=== INSTRUCTIONS TO FOLLOW ===
What number of lines hold the word "title"? State that number and nothing besides.

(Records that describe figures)
────────

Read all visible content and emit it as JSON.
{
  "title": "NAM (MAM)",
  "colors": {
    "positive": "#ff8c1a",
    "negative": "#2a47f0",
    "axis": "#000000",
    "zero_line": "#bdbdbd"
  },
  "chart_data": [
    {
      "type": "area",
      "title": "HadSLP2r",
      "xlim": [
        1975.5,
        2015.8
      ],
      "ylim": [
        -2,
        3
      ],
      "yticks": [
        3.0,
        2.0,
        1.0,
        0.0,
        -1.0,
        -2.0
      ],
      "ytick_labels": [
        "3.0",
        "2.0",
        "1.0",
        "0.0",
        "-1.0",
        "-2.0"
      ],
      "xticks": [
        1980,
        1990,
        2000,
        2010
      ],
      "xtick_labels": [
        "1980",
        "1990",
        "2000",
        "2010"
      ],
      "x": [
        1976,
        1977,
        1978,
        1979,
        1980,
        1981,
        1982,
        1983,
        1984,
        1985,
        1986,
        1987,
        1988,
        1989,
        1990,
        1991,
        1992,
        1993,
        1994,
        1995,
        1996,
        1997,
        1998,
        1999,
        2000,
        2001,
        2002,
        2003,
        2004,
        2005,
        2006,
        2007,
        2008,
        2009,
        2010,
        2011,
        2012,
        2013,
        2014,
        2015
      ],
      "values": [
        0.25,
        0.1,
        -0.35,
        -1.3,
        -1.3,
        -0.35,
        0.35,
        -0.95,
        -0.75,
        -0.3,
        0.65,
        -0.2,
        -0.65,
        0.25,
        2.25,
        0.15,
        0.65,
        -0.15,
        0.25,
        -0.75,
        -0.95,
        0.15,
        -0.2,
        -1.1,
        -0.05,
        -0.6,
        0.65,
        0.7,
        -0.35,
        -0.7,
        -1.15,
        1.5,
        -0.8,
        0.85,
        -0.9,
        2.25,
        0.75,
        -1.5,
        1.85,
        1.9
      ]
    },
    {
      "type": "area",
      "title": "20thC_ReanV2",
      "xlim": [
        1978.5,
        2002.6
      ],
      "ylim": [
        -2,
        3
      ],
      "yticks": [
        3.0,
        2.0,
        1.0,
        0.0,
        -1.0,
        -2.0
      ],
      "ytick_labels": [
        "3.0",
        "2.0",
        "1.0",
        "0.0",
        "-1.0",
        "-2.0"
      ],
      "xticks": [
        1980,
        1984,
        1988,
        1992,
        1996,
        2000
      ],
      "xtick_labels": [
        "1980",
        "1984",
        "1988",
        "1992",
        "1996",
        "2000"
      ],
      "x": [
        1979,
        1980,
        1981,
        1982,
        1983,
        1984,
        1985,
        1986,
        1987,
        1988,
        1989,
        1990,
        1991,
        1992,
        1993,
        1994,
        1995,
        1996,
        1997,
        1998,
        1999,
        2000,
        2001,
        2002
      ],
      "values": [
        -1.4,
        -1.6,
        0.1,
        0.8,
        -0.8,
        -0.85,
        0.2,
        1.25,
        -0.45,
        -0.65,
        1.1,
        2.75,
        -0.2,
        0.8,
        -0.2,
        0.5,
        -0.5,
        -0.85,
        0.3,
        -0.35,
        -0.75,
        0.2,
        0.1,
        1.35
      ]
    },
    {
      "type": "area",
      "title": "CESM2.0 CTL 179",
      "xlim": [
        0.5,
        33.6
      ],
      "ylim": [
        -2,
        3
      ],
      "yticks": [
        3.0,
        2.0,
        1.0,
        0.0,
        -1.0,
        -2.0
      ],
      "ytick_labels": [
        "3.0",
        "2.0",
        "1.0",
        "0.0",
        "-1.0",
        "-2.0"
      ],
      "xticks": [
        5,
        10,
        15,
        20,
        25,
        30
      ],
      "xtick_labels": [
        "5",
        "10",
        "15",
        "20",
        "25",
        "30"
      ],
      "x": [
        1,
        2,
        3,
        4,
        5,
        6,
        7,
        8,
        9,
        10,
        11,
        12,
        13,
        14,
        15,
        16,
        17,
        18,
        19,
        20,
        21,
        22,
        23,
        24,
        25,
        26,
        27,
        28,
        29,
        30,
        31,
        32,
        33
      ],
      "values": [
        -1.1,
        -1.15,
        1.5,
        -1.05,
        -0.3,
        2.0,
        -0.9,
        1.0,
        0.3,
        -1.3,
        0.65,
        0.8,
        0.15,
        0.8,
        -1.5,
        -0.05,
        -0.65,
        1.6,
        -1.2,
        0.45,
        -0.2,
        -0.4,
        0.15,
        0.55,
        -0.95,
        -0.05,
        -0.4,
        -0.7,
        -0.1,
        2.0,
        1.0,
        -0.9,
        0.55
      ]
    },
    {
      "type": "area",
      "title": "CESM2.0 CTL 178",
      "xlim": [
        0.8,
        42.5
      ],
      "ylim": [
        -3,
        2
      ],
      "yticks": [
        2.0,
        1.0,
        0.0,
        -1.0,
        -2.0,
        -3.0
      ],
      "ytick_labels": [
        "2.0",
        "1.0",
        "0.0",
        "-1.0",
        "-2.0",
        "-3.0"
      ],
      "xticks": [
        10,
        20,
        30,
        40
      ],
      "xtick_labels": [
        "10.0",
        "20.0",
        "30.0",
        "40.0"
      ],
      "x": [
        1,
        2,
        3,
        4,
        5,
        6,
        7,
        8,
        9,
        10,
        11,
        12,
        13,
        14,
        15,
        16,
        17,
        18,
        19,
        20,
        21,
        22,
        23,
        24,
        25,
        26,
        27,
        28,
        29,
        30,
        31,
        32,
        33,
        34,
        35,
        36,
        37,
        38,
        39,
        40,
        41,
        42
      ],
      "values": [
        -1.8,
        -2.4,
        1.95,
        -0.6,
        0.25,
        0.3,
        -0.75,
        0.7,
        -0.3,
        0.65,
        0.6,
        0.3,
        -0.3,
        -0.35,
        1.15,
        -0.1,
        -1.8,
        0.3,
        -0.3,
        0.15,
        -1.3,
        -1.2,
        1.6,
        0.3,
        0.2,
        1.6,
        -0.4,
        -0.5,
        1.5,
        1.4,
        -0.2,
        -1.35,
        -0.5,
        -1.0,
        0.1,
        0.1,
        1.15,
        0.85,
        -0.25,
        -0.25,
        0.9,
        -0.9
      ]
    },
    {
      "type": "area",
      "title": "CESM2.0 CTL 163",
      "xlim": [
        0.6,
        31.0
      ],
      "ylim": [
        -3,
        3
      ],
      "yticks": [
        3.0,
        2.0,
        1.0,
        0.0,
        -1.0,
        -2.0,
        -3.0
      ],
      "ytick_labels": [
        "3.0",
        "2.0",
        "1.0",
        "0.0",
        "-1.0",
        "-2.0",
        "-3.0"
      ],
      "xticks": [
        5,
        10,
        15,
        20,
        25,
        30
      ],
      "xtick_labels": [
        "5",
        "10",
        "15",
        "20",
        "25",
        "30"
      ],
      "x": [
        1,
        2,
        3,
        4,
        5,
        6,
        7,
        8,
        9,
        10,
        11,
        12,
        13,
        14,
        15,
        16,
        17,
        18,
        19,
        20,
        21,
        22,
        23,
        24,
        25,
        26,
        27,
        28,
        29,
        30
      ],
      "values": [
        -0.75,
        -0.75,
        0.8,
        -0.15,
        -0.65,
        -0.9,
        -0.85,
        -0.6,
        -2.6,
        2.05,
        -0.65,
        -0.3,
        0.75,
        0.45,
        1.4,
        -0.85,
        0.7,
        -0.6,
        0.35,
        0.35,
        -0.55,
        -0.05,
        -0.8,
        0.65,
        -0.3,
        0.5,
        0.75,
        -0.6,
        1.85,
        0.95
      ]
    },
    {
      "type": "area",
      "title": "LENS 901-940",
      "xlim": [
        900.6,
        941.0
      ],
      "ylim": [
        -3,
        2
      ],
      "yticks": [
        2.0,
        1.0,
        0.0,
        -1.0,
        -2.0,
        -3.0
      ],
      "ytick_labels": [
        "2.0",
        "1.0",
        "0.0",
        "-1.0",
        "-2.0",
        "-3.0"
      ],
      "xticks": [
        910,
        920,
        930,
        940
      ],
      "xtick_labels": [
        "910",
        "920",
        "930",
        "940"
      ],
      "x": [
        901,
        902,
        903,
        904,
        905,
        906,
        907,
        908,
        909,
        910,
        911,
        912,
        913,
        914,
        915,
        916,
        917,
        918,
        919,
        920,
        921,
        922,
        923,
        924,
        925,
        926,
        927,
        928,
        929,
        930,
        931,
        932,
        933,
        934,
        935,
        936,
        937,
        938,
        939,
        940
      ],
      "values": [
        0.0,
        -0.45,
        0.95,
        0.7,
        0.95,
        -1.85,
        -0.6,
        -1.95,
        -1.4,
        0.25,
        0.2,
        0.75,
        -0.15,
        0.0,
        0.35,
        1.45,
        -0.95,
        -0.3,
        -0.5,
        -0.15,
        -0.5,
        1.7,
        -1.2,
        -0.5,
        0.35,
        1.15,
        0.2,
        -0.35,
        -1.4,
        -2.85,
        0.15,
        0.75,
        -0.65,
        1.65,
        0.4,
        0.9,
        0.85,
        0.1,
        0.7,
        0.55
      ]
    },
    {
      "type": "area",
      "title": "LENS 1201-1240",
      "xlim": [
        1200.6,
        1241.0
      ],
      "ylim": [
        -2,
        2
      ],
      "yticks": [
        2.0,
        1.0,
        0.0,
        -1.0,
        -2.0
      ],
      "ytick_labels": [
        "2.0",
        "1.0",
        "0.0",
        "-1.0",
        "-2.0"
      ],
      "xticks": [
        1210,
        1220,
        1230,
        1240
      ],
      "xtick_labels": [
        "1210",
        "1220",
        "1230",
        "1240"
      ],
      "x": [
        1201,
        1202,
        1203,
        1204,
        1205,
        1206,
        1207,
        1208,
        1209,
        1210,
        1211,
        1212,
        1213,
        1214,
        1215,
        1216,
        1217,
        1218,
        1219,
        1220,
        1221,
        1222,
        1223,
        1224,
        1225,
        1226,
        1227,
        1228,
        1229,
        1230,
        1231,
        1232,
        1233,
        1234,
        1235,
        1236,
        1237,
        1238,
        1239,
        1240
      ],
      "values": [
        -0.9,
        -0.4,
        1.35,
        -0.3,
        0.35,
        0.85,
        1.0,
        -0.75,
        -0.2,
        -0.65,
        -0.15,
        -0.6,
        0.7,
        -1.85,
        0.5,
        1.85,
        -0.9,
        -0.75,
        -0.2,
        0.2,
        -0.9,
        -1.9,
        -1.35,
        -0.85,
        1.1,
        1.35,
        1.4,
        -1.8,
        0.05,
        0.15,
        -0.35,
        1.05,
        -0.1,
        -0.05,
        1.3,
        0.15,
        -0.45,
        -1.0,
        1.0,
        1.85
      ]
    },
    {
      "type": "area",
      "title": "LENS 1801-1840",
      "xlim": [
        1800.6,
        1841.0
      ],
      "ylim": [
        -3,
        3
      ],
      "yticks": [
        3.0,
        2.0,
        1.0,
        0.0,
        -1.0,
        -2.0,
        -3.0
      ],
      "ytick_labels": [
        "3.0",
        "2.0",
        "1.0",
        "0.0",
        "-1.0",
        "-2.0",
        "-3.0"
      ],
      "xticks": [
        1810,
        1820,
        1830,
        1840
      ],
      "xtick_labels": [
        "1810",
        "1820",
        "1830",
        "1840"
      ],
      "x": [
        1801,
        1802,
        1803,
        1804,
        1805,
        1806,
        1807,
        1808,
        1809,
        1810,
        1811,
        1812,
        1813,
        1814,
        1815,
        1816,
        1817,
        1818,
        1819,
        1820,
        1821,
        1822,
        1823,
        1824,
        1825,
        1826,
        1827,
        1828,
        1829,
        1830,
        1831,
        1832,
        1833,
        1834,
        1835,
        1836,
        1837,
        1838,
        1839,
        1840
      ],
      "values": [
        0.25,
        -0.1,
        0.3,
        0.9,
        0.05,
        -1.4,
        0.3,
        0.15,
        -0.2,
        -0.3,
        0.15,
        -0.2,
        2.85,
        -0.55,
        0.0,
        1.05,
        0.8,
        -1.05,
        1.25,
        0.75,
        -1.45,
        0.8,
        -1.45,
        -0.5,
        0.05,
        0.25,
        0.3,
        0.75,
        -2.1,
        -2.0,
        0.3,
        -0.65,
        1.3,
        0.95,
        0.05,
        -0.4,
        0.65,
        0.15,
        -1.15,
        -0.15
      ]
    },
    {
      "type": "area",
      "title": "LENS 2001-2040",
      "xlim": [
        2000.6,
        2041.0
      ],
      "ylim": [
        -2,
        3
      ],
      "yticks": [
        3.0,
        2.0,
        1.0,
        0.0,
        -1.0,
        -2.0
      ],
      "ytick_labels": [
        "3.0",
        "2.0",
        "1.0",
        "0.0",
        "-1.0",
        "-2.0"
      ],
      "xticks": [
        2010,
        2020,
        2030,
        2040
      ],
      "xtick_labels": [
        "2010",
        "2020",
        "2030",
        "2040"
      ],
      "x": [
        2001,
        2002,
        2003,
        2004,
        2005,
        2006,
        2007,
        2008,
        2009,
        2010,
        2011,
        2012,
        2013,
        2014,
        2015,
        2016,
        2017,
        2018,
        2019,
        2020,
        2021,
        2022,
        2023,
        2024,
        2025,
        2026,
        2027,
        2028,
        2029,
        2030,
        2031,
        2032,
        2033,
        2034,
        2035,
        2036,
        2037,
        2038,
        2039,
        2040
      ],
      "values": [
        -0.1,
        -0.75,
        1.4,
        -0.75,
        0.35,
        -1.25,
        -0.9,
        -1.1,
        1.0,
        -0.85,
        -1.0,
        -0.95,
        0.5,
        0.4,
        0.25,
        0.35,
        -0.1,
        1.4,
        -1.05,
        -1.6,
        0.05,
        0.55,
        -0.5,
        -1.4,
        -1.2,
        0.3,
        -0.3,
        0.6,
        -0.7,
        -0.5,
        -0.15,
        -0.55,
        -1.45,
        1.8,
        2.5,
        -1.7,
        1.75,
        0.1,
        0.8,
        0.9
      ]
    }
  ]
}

────────

=== REPLY ===
10